(WHAT THE TASK ASKS) Copy out the records precisely, omitting pictures.

>> start RECORDS FOR THIS TASK

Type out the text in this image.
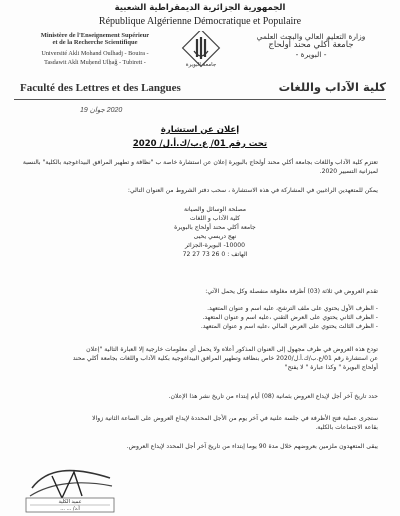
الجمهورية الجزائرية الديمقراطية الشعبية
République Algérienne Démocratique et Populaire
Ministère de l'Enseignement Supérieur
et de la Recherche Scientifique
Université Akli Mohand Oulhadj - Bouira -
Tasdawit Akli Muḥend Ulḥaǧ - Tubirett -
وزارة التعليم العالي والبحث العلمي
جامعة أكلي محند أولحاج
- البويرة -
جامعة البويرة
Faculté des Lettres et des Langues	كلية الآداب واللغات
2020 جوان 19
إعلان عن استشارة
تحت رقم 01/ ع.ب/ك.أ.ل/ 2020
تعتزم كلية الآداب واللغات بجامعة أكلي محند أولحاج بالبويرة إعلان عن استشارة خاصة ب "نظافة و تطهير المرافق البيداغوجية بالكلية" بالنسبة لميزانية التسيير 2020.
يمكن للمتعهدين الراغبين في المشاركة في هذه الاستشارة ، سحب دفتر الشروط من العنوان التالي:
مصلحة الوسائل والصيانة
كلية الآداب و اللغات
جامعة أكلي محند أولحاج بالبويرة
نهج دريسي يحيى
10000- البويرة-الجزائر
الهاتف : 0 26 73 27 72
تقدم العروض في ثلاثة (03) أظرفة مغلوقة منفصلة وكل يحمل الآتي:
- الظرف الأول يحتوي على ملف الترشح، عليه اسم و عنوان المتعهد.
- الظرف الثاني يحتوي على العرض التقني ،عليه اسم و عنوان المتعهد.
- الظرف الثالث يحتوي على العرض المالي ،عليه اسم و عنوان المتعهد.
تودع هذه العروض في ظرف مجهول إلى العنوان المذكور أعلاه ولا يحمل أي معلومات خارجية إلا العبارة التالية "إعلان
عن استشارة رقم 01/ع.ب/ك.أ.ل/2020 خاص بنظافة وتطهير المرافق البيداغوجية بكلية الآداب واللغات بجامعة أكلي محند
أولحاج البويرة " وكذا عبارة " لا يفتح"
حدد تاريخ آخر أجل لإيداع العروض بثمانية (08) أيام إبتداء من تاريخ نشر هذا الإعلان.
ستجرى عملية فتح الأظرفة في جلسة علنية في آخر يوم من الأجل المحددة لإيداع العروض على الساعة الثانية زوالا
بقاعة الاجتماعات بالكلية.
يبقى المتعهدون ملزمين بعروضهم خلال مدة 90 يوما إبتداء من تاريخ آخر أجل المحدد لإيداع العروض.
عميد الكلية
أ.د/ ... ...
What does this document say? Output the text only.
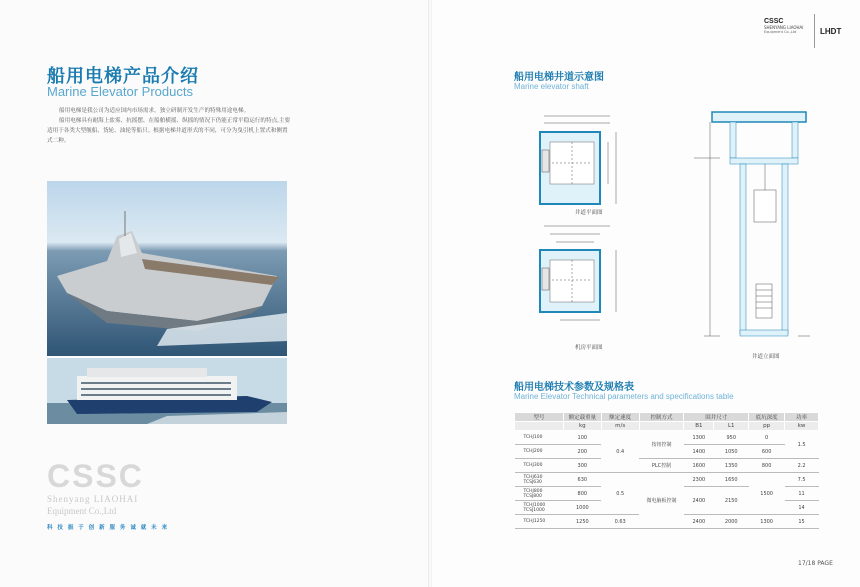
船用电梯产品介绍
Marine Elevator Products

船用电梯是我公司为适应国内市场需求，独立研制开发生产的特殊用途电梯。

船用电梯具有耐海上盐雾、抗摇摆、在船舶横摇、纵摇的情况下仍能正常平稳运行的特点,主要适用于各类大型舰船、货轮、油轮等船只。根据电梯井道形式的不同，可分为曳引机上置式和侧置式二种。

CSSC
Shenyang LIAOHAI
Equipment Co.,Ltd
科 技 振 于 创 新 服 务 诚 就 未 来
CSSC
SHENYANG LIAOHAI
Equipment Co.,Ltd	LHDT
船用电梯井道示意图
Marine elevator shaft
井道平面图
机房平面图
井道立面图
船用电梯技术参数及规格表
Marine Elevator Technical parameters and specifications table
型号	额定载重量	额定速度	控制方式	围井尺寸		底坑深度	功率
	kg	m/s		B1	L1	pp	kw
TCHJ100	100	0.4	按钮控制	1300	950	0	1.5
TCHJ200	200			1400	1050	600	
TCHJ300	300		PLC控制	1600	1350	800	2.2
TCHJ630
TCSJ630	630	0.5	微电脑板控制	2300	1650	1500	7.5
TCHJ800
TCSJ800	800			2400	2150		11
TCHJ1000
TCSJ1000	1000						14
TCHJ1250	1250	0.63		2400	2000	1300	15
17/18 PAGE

>> end RECORDS FOR THIS TASK

(RESPONSE BELOW)
Type out the text in this image.
الجمهورية الجزائرية الديمقراطية الشعبية
République Algérienne Démocratique et Populaire
Ministère de l'Enseignement Supérieur
et de la Recherche Scientifique
Université Akli Mohand Oulhadj - Bouira -
Tasdawit Akli Muḥend Ulḥaǧ - Tubirett -
وزارة التعليم العالي والبحث العلمي
جامعة أكلي محند أولحاج
- البويرة -
جامعة البويرة
Faculté des Lettres et des Langues	كلية الآداب واللغات
2020 جوان 19
إعلان عن استشارة
تحت رقم 01/ ع.ب/ك.أ.ل/ 2020
تعتزم كلية الآداب واللغات بجامعة أكلي محند أولحاج بالبويرة إعلان عن استشارة خاصة ب "نظافة و تطهير المرافق البيداغوجية بالكلية" بالنسبة لميزانية التسيير 2020.
يمكن للمتعهدين الراغبين في المشاركة في هذه الاستشارة ، سحب دفتر الشروط من العنوان التالي:
مصلحة الوسائل والصيانة
كلية الآداب و اللغات
جامعة أكلي محند أولحاج بالبويرة
نهج دريسي يحيى
10000- البويرة-الجزائر
الهاتف : 0 26 73 27 72
تقدم العروض في ثلاثة (03) أظرفة مغلوقة منفصلة وكل يحمل الآتي:
- الظرف الأول يحتوي على ملف الترشح، عليه اسم و عنوان المتعهد.
- الظرف الثاني يحتوي على العرض التقني ،عليه اسم و عنوان المتعهد.
- الظرف الثالث يحتوي على العرض المالي ،عليه اسم و عنوان المتعهد.
تودع هذه العروض في ظرف مجهول إلى العنوان المذكور أعلاه ولا يحمل أي معلومات خارجية إلا العبارة التالية "إعلان
عن استشارة رقم 01/ع.ب/ك.أ.ل/2020 خاص بنظافة وتطهير المرافق البيداغوجية بكلية الآداب واللغات بجامعة أكلي محند
أولحاج البويرة " وكذا عبارة " لا يفتح"
حدد تاريخ آخر أجل لإيداع العروض بثمانية (08) أيام إبتداء من تاريخ نشر هذا الإعلان.
ستجرى عملية فتح الأظرفة في جلسة علنية في آخر يوم من الأجل المحددة لإيداع العروض على الساعة الثانية زوالا
بقاعة الاجتماعات بالكلية.
يبقى المتعهدون ملزمين بعروضهم خلال مدة 90 يوما إبتداء من تاريخ آخر أجل المحدد لإيداع العروض.
عميد الكلية
أ.د/ ... ...
What does this document say? Output the text only.
船用电梯产品介绍
Marine Elevator Products

船用电梯是我公司为适应国内市场需求，独立研制开发生产的特殊用途电梯。

船用电梯具有耐海上盐雾、抗摇摆、在船舶横摇、纵摇的情况下仍能正常平稳运行的特点,主要适用于各类大型舰船、货轮、油轮等船只。根据电梯井道形式的不同，可分为曳引机上置式和侧置式二种。

CSSC
Shenyang LIAOHAI
Equipment Co.,Ltd
科 技 振 于 创 新 服 务 诚 就 未 来
CSSC
SHENYANG LIAOHAI
Equipment Co.,Ltd	LHDT
船用电梯井道示意图
Marine elevator shaft
井道平面图
机房平面图
井道立面图
船用电梯技术参数及规格表
Marine Elevator Technical parameters and specifications table
型号	额定载重量	额定速度	控制方式	围井尺寸		底坑深度	功率
	kg	m/s		B1	L1	pp	kw
TCHJ100	100	0.4	按钮控制	1300	950	0	1.5
TCHJ200	200			1400	1050	600	
TCHJ300	300		PLC控制	1600	1350	800	2.2
TCHJ630
TCSJ630	630	0.5	微电脑板控制	2300	1650	1500	7.5
TCHJ800
TCSJ800	800			2400	2150		11
TCHJ1000
TCSJ1000	1000						14
TCHJ1250	1250	0.63		2400	2000	1300	15
17/18 PAGE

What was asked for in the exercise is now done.